_Written exercise_
Below are some records. How many of their lines contain the string "approccio"? Give the number only.
* START *
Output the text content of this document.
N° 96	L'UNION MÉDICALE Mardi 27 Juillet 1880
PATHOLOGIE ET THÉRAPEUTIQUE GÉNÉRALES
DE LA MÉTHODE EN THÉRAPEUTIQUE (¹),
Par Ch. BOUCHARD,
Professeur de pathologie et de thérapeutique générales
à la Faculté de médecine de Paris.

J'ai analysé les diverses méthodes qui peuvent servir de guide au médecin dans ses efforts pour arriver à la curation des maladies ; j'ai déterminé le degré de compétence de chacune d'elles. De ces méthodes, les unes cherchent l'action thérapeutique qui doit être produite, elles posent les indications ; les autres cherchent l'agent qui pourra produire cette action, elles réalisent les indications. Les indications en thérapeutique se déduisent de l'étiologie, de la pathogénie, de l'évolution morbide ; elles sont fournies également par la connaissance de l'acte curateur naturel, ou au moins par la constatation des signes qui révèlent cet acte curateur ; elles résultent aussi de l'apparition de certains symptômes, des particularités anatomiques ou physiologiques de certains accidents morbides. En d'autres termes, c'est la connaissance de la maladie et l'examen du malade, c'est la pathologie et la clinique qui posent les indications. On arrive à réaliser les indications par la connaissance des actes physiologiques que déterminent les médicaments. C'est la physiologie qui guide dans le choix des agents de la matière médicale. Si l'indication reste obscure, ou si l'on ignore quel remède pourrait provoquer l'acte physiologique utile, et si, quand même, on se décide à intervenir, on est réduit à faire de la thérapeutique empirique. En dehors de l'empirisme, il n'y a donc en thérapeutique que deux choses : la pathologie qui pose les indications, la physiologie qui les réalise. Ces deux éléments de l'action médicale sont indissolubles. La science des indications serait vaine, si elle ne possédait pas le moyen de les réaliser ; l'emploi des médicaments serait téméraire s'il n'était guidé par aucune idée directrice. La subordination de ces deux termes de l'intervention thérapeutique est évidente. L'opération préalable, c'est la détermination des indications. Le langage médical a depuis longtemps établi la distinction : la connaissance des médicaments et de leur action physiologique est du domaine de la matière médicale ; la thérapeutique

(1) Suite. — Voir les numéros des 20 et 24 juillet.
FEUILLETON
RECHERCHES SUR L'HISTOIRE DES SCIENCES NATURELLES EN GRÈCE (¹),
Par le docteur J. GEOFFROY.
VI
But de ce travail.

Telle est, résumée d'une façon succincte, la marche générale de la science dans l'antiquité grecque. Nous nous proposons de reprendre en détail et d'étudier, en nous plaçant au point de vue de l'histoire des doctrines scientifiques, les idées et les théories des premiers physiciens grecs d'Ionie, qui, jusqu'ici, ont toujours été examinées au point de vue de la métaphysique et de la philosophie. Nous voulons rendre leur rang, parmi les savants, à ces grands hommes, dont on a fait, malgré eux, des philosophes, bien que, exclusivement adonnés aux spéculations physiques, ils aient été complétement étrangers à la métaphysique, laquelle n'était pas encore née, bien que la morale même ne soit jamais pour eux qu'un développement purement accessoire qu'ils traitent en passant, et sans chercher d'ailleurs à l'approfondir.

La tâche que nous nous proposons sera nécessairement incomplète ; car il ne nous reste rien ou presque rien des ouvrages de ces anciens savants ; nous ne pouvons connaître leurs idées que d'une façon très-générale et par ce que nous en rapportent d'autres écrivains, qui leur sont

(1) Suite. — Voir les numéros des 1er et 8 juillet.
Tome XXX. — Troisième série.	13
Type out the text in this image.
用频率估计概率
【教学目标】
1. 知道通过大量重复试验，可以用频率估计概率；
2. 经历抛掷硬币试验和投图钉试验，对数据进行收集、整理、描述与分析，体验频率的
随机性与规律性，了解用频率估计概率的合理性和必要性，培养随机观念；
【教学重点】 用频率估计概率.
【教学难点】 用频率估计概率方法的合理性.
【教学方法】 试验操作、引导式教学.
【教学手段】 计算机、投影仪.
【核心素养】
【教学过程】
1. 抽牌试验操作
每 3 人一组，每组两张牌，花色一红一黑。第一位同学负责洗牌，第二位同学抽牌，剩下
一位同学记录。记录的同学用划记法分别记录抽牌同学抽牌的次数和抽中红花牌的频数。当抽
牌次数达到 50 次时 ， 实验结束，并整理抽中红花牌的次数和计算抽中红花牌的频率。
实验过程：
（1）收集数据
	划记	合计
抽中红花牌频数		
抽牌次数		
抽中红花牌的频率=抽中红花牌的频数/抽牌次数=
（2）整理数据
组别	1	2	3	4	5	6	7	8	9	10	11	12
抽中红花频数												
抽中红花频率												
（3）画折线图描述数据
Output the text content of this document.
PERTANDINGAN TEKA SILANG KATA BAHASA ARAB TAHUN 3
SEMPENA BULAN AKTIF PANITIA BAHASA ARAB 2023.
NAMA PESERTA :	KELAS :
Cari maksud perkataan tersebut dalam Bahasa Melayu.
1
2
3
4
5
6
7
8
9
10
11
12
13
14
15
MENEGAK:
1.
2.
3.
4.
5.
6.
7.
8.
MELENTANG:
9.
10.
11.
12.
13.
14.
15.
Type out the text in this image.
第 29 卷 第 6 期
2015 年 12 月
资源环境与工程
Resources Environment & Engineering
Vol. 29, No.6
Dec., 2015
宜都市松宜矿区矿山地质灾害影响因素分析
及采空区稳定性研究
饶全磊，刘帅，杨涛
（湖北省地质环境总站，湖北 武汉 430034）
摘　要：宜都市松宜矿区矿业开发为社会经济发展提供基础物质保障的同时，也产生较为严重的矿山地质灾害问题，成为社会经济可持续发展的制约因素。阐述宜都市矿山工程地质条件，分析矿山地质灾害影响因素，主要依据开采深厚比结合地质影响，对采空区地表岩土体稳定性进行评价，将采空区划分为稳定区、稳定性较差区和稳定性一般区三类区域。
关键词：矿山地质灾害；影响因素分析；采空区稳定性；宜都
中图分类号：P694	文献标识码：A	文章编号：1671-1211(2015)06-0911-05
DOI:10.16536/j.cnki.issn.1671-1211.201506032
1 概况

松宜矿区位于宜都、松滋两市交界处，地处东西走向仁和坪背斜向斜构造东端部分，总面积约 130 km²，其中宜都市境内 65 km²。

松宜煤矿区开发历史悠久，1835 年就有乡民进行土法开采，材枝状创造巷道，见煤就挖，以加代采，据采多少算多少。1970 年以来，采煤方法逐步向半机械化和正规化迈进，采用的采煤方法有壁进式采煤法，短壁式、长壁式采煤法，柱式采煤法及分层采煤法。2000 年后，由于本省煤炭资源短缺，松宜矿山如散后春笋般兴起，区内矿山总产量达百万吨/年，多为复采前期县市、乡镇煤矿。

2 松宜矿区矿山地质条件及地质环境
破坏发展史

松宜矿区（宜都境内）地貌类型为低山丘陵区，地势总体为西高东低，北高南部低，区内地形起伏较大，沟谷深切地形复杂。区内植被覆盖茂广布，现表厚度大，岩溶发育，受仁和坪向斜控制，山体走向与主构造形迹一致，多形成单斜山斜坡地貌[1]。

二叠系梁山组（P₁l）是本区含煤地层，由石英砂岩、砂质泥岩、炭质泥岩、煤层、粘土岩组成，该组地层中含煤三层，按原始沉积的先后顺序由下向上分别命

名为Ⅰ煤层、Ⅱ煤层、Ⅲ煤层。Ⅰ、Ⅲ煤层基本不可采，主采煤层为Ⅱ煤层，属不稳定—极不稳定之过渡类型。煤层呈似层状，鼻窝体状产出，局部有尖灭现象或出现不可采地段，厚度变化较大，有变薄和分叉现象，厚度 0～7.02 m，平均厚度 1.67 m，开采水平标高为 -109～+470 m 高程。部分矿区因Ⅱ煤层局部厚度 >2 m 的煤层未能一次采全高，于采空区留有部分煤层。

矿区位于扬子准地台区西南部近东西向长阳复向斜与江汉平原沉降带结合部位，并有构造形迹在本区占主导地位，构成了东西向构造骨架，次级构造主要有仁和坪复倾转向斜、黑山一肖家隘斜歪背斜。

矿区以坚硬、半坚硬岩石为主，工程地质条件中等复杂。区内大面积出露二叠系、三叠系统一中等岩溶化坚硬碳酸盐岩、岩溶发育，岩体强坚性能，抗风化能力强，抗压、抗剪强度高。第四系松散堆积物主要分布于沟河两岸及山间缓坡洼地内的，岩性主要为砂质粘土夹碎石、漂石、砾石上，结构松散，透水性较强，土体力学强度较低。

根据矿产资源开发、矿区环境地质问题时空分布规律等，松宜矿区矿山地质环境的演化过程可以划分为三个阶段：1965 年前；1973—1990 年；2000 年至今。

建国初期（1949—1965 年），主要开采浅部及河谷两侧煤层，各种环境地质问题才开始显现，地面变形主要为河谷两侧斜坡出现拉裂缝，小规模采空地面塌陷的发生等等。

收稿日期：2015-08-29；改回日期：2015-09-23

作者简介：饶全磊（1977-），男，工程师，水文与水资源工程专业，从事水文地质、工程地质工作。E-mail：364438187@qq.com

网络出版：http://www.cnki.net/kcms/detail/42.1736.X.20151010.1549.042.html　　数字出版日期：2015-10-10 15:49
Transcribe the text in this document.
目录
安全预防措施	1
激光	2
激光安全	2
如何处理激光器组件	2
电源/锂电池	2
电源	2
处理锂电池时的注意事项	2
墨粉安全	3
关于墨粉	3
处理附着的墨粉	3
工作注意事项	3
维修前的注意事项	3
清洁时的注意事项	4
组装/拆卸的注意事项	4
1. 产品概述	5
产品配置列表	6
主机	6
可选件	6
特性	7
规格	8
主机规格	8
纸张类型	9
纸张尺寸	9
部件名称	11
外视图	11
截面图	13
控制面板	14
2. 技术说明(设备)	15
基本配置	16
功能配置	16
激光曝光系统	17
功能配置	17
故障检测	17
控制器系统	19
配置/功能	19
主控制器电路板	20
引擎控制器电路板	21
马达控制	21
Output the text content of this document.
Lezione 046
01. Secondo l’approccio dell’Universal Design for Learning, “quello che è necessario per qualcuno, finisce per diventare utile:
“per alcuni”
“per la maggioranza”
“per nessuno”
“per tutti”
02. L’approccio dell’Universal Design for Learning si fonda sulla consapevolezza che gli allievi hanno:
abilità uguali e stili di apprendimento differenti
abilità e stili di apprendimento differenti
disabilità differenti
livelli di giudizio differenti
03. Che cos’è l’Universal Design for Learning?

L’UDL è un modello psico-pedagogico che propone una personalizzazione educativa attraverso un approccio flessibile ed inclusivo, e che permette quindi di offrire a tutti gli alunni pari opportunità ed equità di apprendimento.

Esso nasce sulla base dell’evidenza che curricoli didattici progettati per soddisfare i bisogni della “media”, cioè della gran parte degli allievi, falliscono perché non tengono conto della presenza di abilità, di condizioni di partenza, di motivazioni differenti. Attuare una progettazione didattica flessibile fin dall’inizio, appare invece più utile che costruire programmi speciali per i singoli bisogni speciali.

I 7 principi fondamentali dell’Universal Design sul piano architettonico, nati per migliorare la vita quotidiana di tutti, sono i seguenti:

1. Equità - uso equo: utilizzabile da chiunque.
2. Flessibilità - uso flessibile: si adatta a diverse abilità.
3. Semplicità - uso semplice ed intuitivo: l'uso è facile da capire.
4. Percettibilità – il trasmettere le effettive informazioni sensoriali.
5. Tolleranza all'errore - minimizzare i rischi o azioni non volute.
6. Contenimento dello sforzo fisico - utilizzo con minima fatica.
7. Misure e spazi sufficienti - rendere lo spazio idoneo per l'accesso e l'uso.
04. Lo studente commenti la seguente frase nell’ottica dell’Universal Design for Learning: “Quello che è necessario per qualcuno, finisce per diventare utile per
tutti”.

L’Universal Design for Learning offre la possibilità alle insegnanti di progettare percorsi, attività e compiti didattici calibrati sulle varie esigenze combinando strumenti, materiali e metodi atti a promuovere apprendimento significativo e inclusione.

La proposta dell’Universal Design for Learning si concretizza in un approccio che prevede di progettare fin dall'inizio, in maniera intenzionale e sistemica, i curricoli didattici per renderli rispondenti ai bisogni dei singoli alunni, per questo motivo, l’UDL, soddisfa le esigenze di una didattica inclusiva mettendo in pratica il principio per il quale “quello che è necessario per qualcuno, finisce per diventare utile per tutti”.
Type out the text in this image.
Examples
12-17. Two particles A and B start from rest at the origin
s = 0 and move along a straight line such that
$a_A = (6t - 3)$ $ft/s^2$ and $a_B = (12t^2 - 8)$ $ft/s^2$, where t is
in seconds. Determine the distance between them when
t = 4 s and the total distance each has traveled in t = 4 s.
* END *
_Answer for the task_
4